**Entries shown:**
• • • • •
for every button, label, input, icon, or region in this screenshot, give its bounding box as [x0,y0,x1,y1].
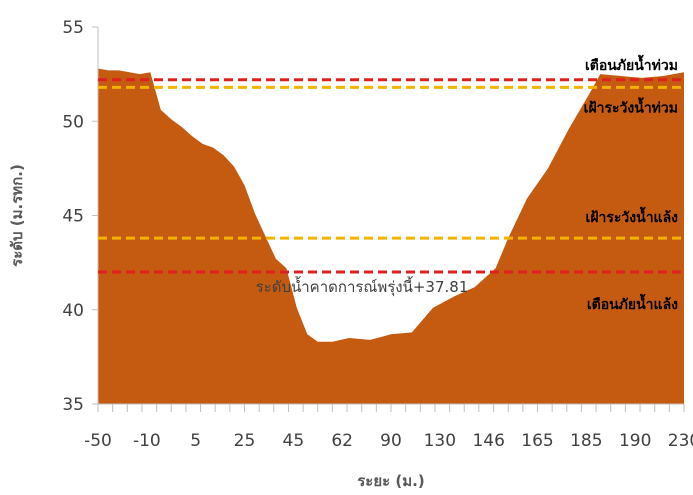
x-tick-label: 165 [521,431,553,451]
y-tick-label: 40 [62,301,84,321]
y-tick-label: 35 [62,395,84,415]
x-tick-label: 230 [668,431,693,451]
reference-line-label: เตือนภัยน้ำแล้ง [587,293,678,313]
plot-area [98,68,684,404]
reference-line-label: เตือนภัยน้ำท่วม [585,54,678,74]
profile-area [98,68,684,404]
x-tick-label: 90 [380,431,402,451]
x-tick-label: 25 [234,431,256,451]
y-axis-title: ระดับ (ม.รทก.) [8,164,26,267]
x-tick-label: 45 [283,431,305,451]
x-tick-label: -10 [133,431,161,451]
reference-lines: เตือนภัยน้ำท่วมเฝ้าระวังน้ำท่วมเฝ้าระวัง… [98,54,684,313]
x-tick-label: -50 [84,431,112,451]
labels: ระดับน้ำคาดการณ์พรุ่งนี้+37.81 ระยะ (ม.)… [8,164,468,490]
x-tick-label: 190 [619,431,651,451]
forecast-label: ระดับน้ำคาดการณ์พรุ่งนี้+37.81 [256,276,469,297]
x-tick-label: 185 [570,431,602,451]
x-axis-title: ระยะ (ม.) [357,472,424,490]
x-tick-label: 5 [190,431,201,451]
y-tick-label: 55 [62,18,84,38]
y-tick-label: 50 [62,112,84,132]
reference-line-label: เฝ้าระวังน้ำท่วม [584,96,678,116]
x-tick-label: 146 [472,431,504,451]
reference-line-label: เฝ้าระวังน้ำแล้ง [586,206,679,226]
y-tick-label: 45 [62,207,84,227]
axes: 35 40 45 50 55 -50 -10 5 25 45 62 90 130 146 165 185 190… [62,18,693,451]
x-tick-label: 62 [331,431,353,451]
x-tick-label: 130 [424,431,456,451]
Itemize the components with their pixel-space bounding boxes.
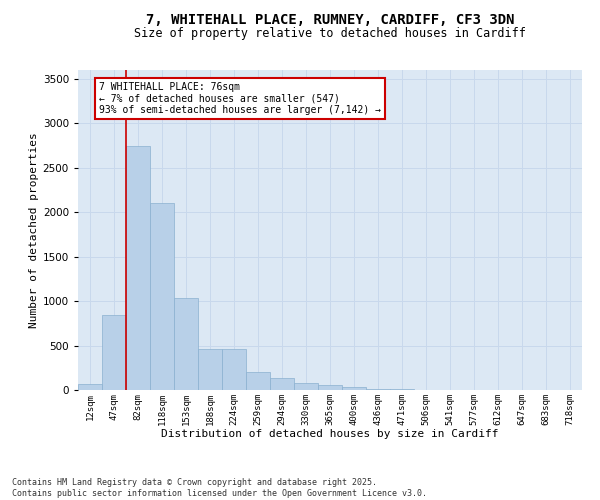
Y-axis label: Number of detached properties: Number of detached properties xyxy=(29,132,38,328)
Text: Contains HM Land Registry data © Crown copyright and database right 2025.
Contai: Contains HM Land Registry data © Crown c… xyxy=(12,478,427,498)
Bar xyxy=(174,298,198,390)
Bar xyxy=(126,146,150,390)
Bar xyxy=(342,388,366,390)
Bar xyxy=(366,388,390,390)
Bar xyxy=(390,389,414,390)
Bar xyxy=(222,349,246,390)
Bar xyxy=(246,372,270,390)
Text: 7, WHITEHALL PLACE, RUMNEY, CARDIFF, CF3 3DN: 7, WHITEHALL PLACE, RUMNEY, CARDIFF, CF3… xyxy=(146,12,514,26)
Bar xyxy=(294,383,318,390)
Bar xyxy=(318,385,342,390)
Text: 7 WHITEHALL PLACE: 76sqm
← 7% of detached houses are smaller (547)
93% of semi-d: 7 WHITEHALL PLACE: 76sqm ← 7% of detache… xyxy=(99,82,381,115)
Bar xyxy=(270,378,294,390)
Bar xyxy=(78,384,102,390)
Text: Size of property relative to detached houses in Cardiff: Size of property relative to detached ho… xyxy=(134,28,526,40)
Bar xyxy=(102,316,126,390)
Bar xyxy=(150,204,174,390)
X-axis label: Distribution of detached houses by size in Cardiff: Distribution of detached houses by size … xyxy=(161,429,499,439)
Bar xyxy=(198,349,222,390)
• • • • •
**The problem:** Reproduce all of the data above line for line, with no changes. Leave the pictures out.

**Exercise solution:**
for every button, label, input, icon, or region in this screenshot, give its bounding box as [x0,y0,x1,y1].
x-tick-label: 165 [521,431,553,451]
y-tick-label: 40 [62,301,84,321]
y-tick-label: 35 [62,395,84,415]
x-tick-label: 230 [668,431,693,451]
reference-line-label: เตือนภัยน้ำแล้ง [587,293,678,313]
plot-area [98,68,684,404]
reference-line-label: เตือนภัยน้ำท่วม [585,54,678,74]
profile-area [98,68,684,404]
x-tick-label: 90 [380,431,402,451]
x-tick-label: 25 [234,431,256,451]
y-axis-title: ระดับ (ม.รทก.) [8,164,26,267]
x-tick-label: 45 [283,431,305,451]
x-tick-label: -10 [133,431,161,451]
reference-lines: เตือนภัยน้ำท่วมเฝ้าระวังน้ำท่วมเฝ้าระวัง… [98,54,684,313]
x-tick-label: -50 [84,431,112,451]
labels: ระดับน้ำคาดการณ์พรุ่งนี้+37.81 ระยะ (ม.)… [8,164,468,490]
x-tick-label: 190 [619,431,651,451]
forecast-label: ระดับน้ำคาดการณ์พรุ่งนี้+37.81 [256,276,469,297]
x-tick-label: 185 [570,431,602,451]
x-axis-title: ระยะ (ม.) [357,472,424,490]
x-tick-label: 5 [190,431,201,451]
y-tick-label: 55 [62,18,84,38]
y-tick-label: 50 [62,112,84,132]
reference-line-label: เฝ้าระวังน้ำท่วม [584,96,678,116]
x-tick-label: 146 [472,431,504,451]
reference-line-label: เฝ้าระวังน้ำแล้ง [586,206,679,226]
y-tick-label: 45 [62,207,84,227]
axes: 35 40 45 50 55 -50 -10 5 25 45 62 90 130 146 165 185 190… [62,18,693,451]
x-tick-label: 62 [331,431,353,451]
x-tick-label: 130 [424,431,456,451]
Itemize the components with their pixel-space bounding boxes.
Y-axis label: Number of detached properties: Number of detached properties xyxy=(29,132,38,328)
Text: Contains HM Land Registry data © Crown copyright and database right 2025.
Contai: Contains HM Land Registry data © Crown c… xyxy=(12,478,427,498)
Bar xyxy=(174,298,198,390)
Bar xyxy=(126,146,150,390)
Bar xyxy=(342,388,366,390)
Bar xyxy=(366,388,390,390)
Bar xyxy=(390,389,414,390)
Bar xyxy=(222,349,246,390)
Bar xyxy=(246,372,270,390)
Text: 7, WHITEHALL PLACE, RUMNEY, CARDIFF, CF3 3DN: 7, WHITEHALL PLACE, RUMNEY, CARDIFF, CF3… xyxy=(146,12,514,26)
Bar xyxy=(294,383,318,390)
Bar xyxy=(318,385,342,390)
Text: 7 WHITEHALL PLACE: 76sqm
← 7% of detached houses are smaller (547)
93% of semi-d: 7 WHITEHALL PLACE: 76sqm ← 7% of detache… xyxy=(99,82,381,115)
Bar xyxy=(270,378,294,390)
Bar xyxy=(78,384,102,390)
Text: Size of property relative to detached houses in Cardiff: Size of property relative to detached ho… xyxy=(134,28,526,40)
Bar xyxy=(102,316,126,390)
Bar xyxy=(150,204,174,390)
X-axis label: Distribution of detached houses by size in Cardiff: Distribution of detached houses by size … xyxy=(161,429,499,439)
Bar xyxy=(198,349,222,390)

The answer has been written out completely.